WHAT THIS TASK INVOLVES |
Extract each line from the entries below that has the string "data" in it.

ENTRIES SHOWN |
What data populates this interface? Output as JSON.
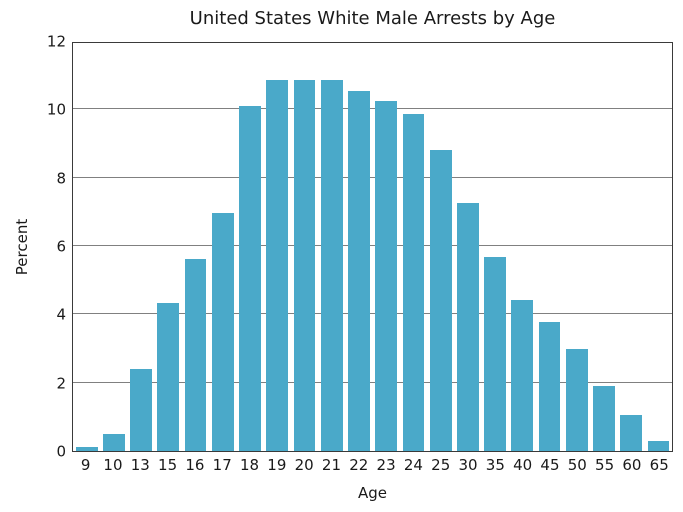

==

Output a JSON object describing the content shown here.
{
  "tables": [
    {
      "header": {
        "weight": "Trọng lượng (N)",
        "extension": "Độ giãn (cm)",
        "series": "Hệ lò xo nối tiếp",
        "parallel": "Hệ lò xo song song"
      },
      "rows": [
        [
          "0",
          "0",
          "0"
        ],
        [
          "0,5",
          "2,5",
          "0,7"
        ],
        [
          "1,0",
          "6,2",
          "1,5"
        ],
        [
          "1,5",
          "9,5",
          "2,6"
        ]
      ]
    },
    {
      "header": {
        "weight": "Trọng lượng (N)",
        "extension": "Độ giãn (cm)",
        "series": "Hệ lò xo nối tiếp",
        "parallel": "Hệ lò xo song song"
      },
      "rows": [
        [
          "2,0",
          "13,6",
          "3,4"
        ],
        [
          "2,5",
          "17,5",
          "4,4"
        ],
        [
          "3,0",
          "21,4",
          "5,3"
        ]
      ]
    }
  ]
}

* * *

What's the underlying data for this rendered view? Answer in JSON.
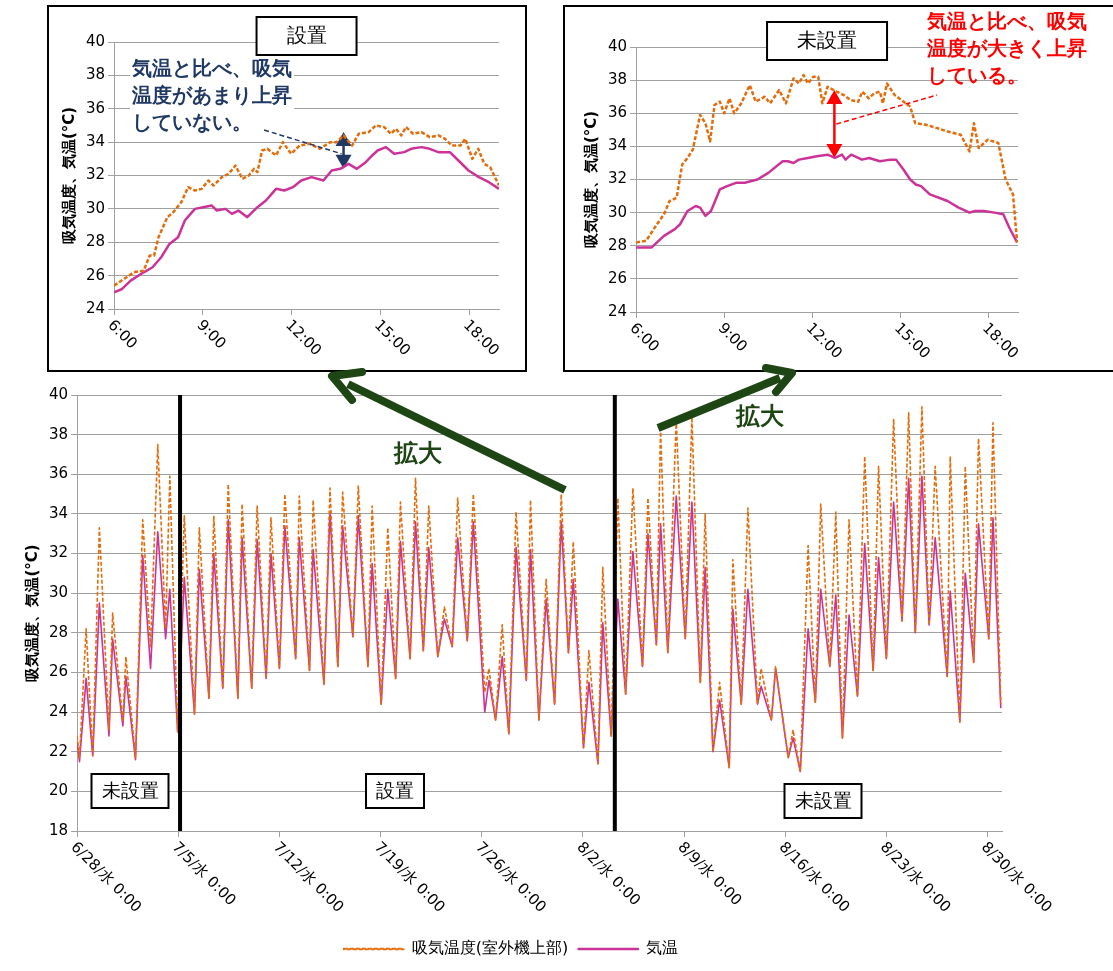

EXERCISE SOLUTION |
What data populates this interface? Output as JSON.
What's the underlying data for this rendered view? Answer in JSON.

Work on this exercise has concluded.